INSTRUCTION | Write out exactly, please, the lines from the one containing "Serialize everything readable" to the end of the material.

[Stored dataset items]
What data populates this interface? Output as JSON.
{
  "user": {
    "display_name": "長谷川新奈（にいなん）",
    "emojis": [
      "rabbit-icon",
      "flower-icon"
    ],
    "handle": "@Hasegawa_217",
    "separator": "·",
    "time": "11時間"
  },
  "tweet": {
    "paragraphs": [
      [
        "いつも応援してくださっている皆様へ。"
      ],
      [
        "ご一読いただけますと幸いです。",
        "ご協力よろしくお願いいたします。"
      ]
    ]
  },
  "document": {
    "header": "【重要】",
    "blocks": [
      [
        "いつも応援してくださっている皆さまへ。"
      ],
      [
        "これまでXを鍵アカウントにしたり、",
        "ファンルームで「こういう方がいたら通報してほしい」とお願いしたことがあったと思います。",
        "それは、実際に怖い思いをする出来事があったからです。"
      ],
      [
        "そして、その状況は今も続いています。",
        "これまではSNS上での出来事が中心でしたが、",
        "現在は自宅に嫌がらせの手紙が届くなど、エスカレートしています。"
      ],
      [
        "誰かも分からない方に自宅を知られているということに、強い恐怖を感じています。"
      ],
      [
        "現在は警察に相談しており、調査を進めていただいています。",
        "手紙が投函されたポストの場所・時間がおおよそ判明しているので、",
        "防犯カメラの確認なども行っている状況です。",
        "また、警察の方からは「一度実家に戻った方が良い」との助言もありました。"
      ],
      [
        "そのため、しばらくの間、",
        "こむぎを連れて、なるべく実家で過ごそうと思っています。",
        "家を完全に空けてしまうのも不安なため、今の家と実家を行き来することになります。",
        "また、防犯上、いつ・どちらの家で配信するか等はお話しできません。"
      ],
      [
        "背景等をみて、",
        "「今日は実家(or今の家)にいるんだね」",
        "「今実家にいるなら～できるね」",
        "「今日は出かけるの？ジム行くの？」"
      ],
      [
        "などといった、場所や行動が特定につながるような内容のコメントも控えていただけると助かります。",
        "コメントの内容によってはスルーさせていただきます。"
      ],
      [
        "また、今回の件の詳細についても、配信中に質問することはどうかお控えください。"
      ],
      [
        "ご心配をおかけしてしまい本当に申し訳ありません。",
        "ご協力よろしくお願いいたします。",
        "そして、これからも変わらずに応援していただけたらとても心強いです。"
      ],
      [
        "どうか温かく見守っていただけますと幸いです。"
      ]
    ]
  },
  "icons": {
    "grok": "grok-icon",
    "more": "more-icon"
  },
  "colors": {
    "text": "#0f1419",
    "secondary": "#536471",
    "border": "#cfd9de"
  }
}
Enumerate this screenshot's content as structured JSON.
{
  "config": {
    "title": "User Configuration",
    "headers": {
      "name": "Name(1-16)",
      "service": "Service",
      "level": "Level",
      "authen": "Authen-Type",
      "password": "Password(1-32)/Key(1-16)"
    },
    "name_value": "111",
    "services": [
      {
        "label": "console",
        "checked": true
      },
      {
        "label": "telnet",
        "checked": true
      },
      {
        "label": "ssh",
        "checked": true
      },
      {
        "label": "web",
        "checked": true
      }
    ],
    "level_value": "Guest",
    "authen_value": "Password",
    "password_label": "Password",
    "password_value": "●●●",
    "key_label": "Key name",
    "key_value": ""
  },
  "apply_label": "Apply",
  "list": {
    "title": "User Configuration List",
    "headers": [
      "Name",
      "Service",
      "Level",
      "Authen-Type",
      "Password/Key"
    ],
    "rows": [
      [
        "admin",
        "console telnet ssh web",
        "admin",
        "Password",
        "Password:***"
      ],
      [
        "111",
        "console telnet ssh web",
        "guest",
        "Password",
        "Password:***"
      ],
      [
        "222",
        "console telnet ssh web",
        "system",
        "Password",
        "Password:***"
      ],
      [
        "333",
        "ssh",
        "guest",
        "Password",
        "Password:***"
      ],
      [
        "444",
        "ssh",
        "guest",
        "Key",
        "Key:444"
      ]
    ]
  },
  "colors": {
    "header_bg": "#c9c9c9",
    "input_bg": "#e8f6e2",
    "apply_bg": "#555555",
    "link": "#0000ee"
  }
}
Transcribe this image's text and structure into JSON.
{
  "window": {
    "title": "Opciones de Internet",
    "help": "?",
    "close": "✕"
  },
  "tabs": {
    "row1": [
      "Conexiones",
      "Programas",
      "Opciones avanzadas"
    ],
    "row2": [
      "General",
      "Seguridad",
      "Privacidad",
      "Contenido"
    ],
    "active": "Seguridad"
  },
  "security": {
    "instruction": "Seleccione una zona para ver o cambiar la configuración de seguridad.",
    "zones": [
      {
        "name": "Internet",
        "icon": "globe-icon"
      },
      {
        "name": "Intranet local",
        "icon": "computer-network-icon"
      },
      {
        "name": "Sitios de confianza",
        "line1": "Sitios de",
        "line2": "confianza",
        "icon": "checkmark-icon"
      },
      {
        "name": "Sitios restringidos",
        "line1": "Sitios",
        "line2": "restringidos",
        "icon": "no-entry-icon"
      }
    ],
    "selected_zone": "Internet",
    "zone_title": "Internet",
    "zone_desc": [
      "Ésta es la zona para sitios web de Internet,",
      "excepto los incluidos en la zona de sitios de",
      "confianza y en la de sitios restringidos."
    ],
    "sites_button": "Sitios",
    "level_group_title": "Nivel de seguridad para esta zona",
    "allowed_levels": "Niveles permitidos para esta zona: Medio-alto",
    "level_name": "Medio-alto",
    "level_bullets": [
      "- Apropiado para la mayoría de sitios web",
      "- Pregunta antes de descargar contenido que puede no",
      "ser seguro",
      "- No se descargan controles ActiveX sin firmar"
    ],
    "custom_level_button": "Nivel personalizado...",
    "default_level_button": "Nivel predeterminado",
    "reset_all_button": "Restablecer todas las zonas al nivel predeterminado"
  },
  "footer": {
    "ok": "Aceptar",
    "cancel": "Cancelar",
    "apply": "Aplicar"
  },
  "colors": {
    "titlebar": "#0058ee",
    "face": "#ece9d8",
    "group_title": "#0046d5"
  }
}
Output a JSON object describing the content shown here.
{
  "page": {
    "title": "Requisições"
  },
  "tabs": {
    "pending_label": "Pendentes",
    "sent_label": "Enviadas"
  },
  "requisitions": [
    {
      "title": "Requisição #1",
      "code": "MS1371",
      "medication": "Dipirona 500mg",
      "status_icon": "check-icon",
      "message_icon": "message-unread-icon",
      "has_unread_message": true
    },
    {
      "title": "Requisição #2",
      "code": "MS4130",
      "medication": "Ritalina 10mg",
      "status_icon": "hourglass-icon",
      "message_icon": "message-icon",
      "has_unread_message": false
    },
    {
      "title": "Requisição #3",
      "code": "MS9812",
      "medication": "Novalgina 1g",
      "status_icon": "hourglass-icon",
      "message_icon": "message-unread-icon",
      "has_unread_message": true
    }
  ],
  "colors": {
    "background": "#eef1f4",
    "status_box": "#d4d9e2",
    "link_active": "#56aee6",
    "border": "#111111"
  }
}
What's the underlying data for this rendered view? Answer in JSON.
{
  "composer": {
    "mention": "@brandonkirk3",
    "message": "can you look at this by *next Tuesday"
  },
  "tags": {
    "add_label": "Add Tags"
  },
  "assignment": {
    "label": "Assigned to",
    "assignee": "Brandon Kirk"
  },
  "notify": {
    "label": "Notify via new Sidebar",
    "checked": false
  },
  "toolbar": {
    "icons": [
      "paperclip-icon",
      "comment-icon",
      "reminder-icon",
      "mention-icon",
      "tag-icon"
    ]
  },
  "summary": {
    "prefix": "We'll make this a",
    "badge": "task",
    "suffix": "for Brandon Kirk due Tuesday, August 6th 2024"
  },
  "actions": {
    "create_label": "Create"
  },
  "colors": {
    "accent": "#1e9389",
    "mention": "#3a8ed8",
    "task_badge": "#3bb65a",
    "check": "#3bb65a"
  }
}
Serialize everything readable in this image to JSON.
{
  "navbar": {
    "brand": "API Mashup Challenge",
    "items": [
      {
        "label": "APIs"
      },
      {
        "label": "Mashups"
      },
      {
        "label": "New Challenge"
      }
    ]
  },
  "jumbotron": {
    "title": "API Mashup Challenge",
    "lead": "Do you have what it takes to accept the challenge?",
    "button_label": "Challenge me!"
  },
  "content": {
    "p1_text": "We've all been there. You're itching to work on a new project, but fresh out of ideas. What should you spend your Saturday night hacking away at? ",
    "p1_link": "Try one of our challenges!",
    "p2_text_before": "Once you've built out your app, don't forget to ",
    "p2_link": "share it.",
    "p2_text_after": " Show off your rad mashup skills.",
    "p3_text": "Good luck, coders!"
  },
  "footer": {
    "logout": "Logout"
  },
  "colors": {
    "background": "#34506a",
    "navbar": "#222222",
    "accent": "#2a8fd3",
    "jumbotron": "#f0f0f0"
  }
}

THE COMPLETED TASK |
Serialize everything readable in this image to JSON.
{
  "navbar": {
    "brand": "API Mashup Challenge",
    "items": [
      {
        "label": "APIs"
      },
      {
        "label": "Mashups"
      },
      {
        "label": "New Challenge"
      }
    ]
  },
  "jumbotron": {
    "title": "API Mashup Challenge",
    "lead": "Do you have what it takes to accept the challenge?",
    "button_label": "Challenge me!"
  },
  "content": {
    "p1_text": "We've all been there. You're itching to work on a new project, but fresh out of ideas. What should you spend your Saturday night hacking away at? ",
    "p1_link": "Try one of our challenges!",
    "p2_text_before": "Once you've built out your app, don't forget to ",
    "p2_link": "share it.",
    "p2_text_after": " Show off your rad mashup skills.",
    "p3_text": "Good luck, coders!"
  },
  "footer": {
    "logout": "Logout"
  },
  "colors": {
    "background": "#34506a",
    "navbar": "#222222",
    "accent": "#2a8fd3",
    "jumbotron": "#f0f0f0"
  }
}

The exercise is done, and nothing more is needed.